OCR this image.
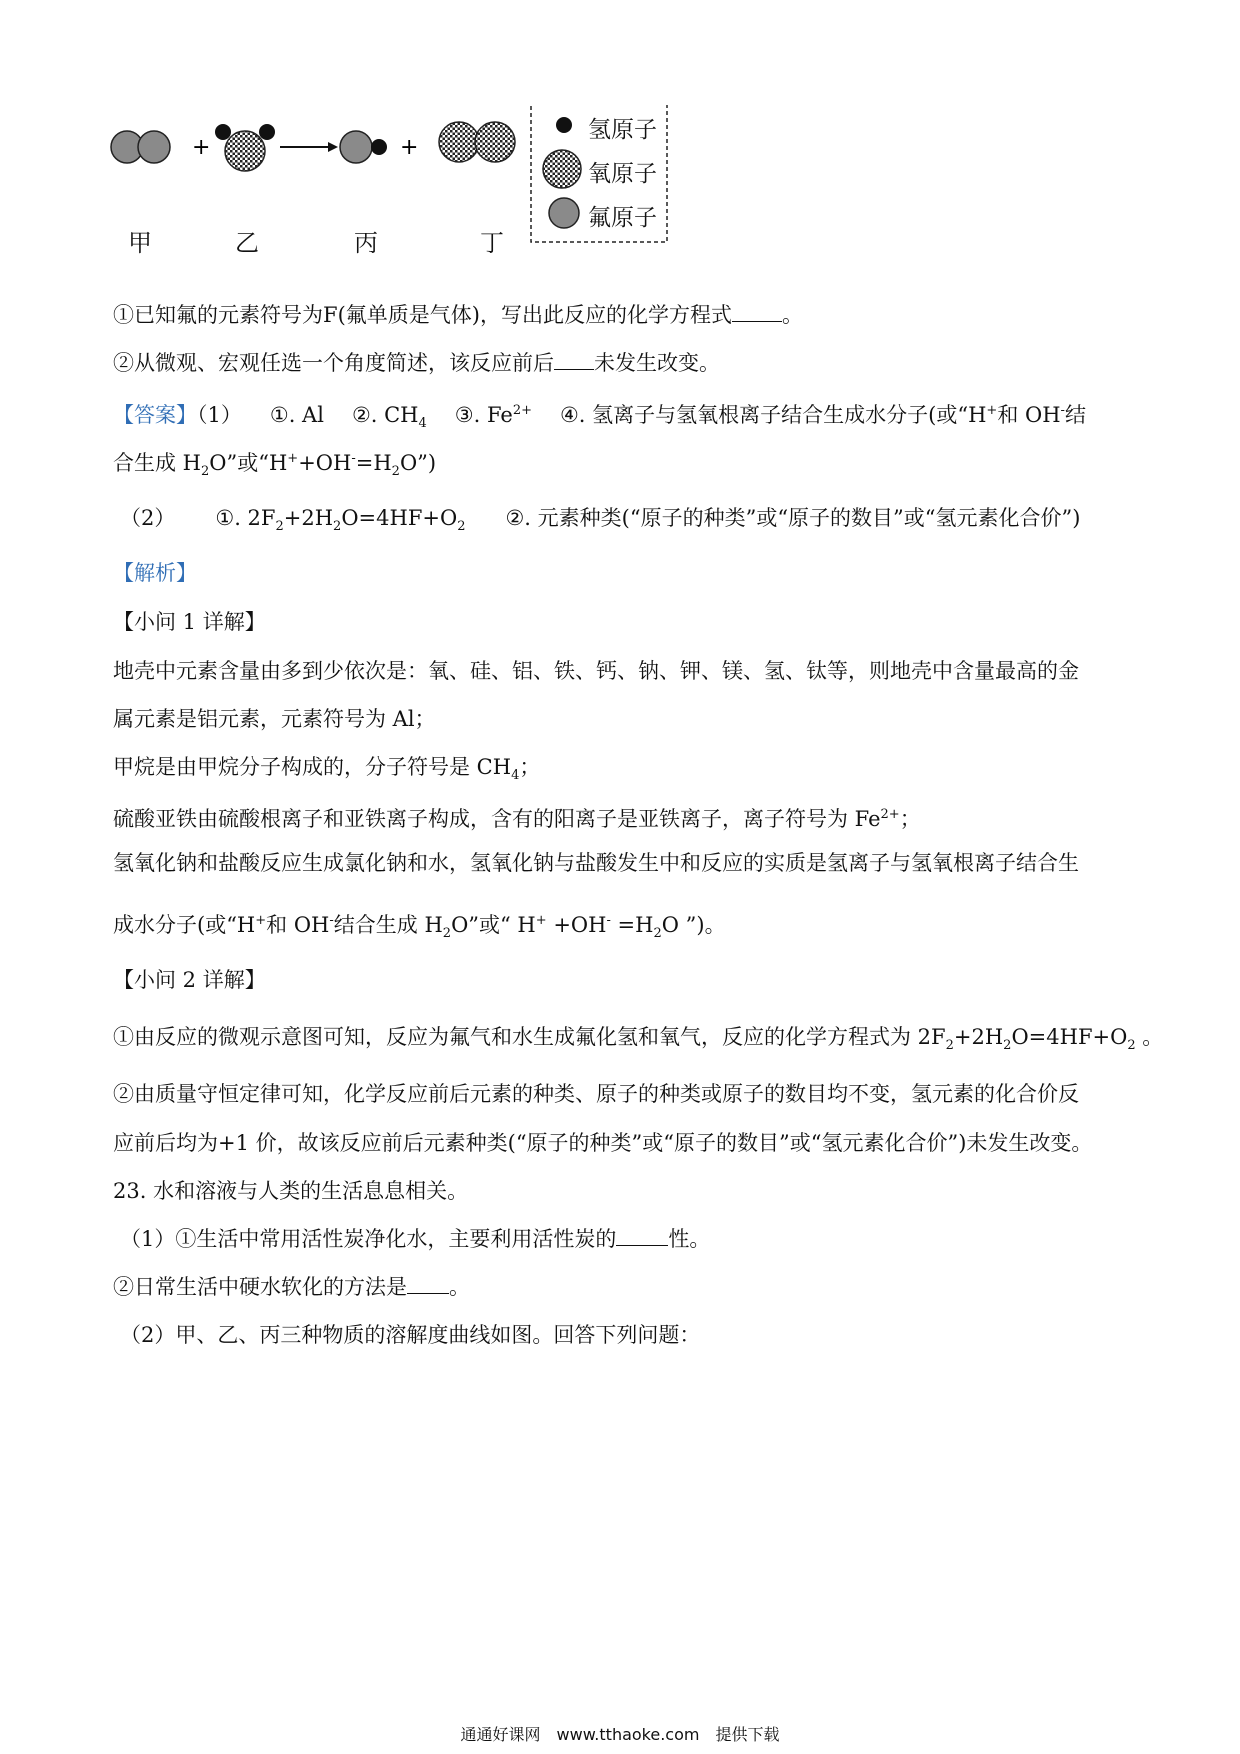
+	+
甲	乙	丙	丁
氢原子
氧原子
氟原子
①已知氟的元素符号为F(氟单质是气体)，写出此反应的化学方程式 。
②从微观、宏观任选一个角度简述，该反应前后 未发生改变。
【答案】（1） ①. Al ②. $CH_4$ ③. $Fe^{2+}$ ④. 氢离子与氢氧根离子结合生成水分子(或“H+和 OH-结
合生成 $H_2O$”或“$H^++OH^-=H_2O$”)
（2） ①. $2F_2+2H_2O=4HF+O_2$ ②. 元素种类(“原子的种类”或“原子的数目”或“氢元素化合价”)
【解析】
【小问 1 详解】
地壳中元素含量由多到少依次是：氧、硅、铝、铁、钙、钠、钾、镁、氢、钛等，则地壳中含量最高的金
属元素是铝元素，元素符号为 Al；
甲烷是由甲烷分子构成的，分子符号是 $CH_4$；
硫酸亚铁由硫酸根离子和亚铁离子构成，含有的阳离子是亚铁离子，离子符号为 $Fe^{2+}$；
氢氧化钠和盐酸反应生成氯化钠和水，氢氧化钠与盐酸发生中和反应的实质是氢离子与氢氧根离子结合生
成水分子(或“H+和 OH-结合生成 $H_2O$”或“ $H^+ +OH^- =H_2O$ ”)。
【小问 2 详解】
①由反应的微观示意图可知，反应为氟气和水生成氟化氢和氧气，反应的化学方程式为 $2F_2+2H_2O=4HF+O_2$ 。
②由质量守恒定律可知，化学反应前后元素的种类、原子的种类或原子的数目均不变，氢元素的化合价反
应前后均为+1 价，故该反应前后元素种类(“原子的种类”或“原子的数目”或“氢元素化合价”)未发生改变。
23. 水和溶液与人类的生活息息相关。
（1）①生活中常用活性炭净化水，主要利用活性炭的 性。
②日常生活中硬水软化的方法是 。
（2）甲、乙、丙三种物质的溶解度曲线如图。回答下列问题：
通通好课网　www.tthaoke.com　提供下载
* * * * * * *
**What the task requires:**
Looking at the records above, work out how many lines include the string "未发生改变". Give the number and nothing else.

**Answer to this exercise:**
2